* _Provided records_
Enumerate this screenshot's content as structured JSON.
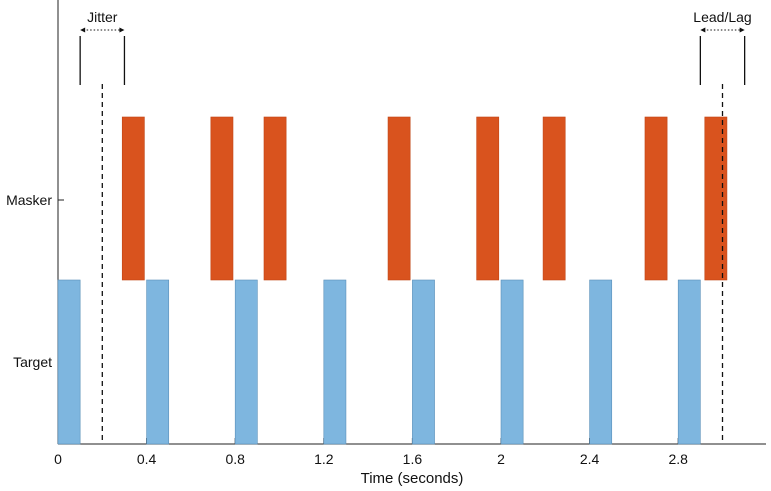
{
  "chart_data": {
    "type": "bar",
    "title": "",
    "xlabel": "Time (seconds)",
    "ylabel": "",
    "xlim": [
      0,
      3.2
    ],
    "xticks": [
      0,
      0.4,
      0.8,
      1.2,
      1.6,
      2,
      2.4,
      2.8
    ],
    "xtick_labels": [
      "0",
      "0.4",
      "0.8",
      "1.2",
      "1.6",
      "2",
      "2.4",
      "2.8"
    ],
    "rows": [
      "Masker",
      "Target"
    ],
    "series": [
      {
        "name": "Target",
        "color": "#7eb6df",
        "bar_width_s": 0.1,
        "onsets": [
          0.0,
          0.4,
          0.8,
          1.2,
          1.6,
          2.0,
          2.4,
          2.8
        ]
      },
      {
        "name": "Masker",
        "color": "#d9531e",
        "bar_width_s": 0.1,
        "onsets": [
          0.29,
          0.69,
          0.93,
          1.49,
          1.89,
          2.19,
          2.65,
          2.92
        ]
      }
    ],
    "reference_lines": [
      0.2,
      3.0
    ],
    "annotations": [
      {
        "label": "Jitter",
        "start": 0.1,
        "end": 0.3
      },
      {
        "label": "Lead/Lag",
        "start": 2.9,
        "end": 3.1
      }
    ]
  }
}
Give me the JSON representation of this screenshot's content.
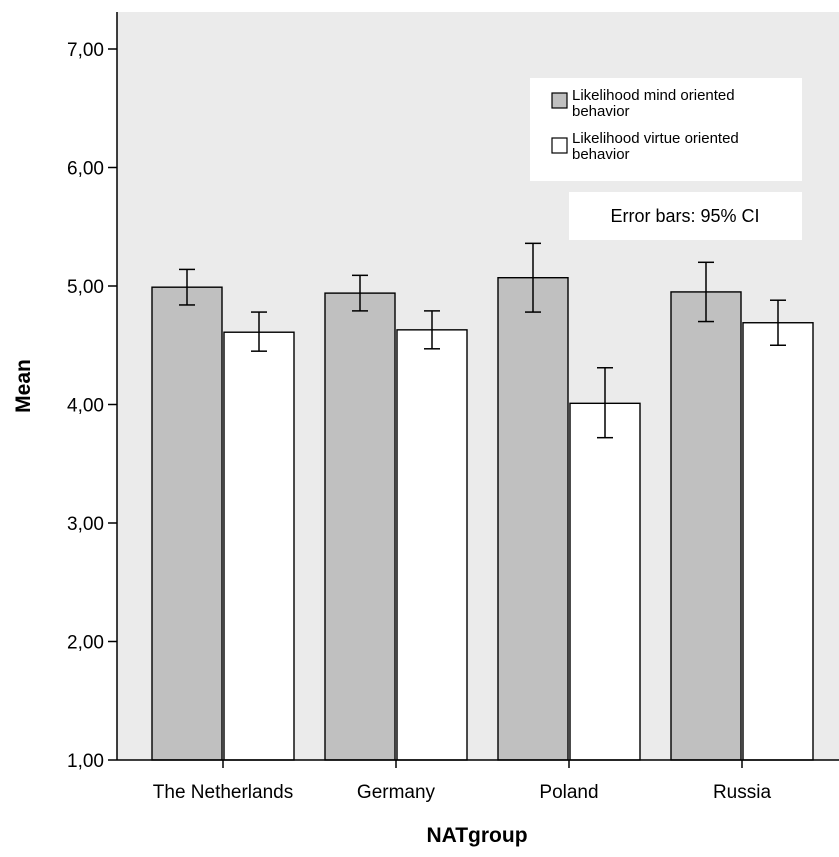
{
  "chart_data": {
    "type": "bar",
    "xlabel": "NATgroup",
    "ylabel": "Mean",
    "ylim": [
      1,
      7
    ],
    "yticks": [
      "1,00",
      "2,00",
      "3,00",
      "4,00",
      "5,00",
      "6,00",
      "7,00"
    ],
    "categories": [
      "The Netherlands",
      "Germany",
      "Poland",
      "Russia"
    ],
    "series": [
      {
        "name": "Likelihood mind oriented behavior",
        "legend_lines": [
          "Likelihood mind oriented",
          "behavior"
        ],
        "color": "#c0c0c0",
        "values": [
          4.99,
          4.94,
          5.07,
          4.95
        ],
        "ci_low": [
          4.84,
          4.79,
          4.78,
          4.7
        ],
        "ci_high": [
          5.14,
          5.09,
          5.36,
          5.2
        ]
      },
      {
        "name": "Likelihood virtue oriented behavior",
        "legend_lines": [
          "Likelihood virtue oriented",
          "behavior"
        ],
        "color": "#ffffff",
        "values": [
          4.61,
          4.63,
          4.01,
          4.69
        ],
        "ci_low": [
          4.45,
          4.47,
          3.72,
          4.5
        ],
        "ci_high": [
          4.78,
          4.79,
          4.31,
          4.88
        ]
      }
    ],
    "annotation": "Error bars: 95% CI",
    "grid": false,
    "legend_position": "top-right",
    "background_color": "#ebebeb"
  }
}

* _Written exercise_
The records above need to be restated word for word, with the pictures left out.

* _The solution_
Enumerate this screenshot's content as structured JSON.
{
  "chart_data": {
    "type": "bar",
    "title": "",
    "xlabel": "Time (seconds)",
    "ylabel": "",
    "xlim": [
      0,
      3.2
    ],
    "xticks": [
      0,
      0.4,
      0.8,
      1.2,
      1.6,
      2,
      2.4,
      2.8
    ],
    "xtick_labels": [
      "0",
      "0.4",
      "0.8",
      "1.2",
      "1.6",
      "2",
      "2.4",
      "2.8"
    ],
    "rows": [
      "Masker",
      "Target"
    ],
    "series": [
      {
        "name": "Target",
        "color": "#7eb6df",
        "bar_width_s": 0.1,
        "onsets": [
          0.0,
          0.4,
          0.8,
          1.2,
          1.6,
          2.0,
          2.4,
          2.8
        ]
      },
      {
        "name": "Masker",
        "color": "#d9531e",
        "bar_width_s": 0.1,
        "onsets": [
          0.29,
          0.69,
          0.93,
          1.49,
          1.89,
          2.19,
          2.65,
          2.92
        ]
      }
    ],
    "reference_lines": [
      0.2,
      3.0
    ],
    "annotations": [
      {
        "label": "Jitter",
        "start": 0.1,
        "end": 0.3
      },
      {
        "label": "Lead/Lag",
        "start": 2.9,
        "end": 3.1
      }
    ]
  }
}
Give me the JSON representation of this screenshot's content.
{
  "chart_data": {
    "type": "bar",
    "xlabel": "NATgroup",
    "ylabel": "Mean",
    "ylim": [
      1,
      7
    ],
    "yticks": [
      "1,00",
      "2,00",
      "3,00",
      "4,00",
      "5,00",
      "6,00",
      "7,00"
    ],
    "categories": [
      "The Netherlands",
      "Germany",
      "Poland",
      "Russia"
    ],
    "series": [
      {
        "name": "Likelihood mind oriented behavior",
        "legend_lines": [
          "Likelihood mind oriented",
          "behavior"
        ],
        "color": "#c0c0c0",
        "values": [
          4.99,
          4.94,
          5.07,
          4.95
        ],
        "ci_low": [
          4.84,
          4.79,
          4.78,
          4.7
        ],
        "ci_high": [
          5.14,
          5.09,
          5.36,
          5.2
        ]
      },
      {
        "name": "Likelihood virtue oriented behavior",
        "legend_lines": [
          "Likelihood virtue oriented",
          "behavior"
        ],
        "color": "#ffffff",
        "values": [
          4.61,
          4.63,
          4.01,
          4.69
        ],
        "ci_low": [
          4.45,
          4.47,
          3.72,
          4.5
        ],
        "ci_high": [
          4.78,
          4.79,
          4.31,
          4.88
        ]
      }
    ],
    "annotation": "Error bars: 95% CI",
    "grid": false,
    "legend_position": "top-right",
    "background_color": "#ebebeb"
  }
}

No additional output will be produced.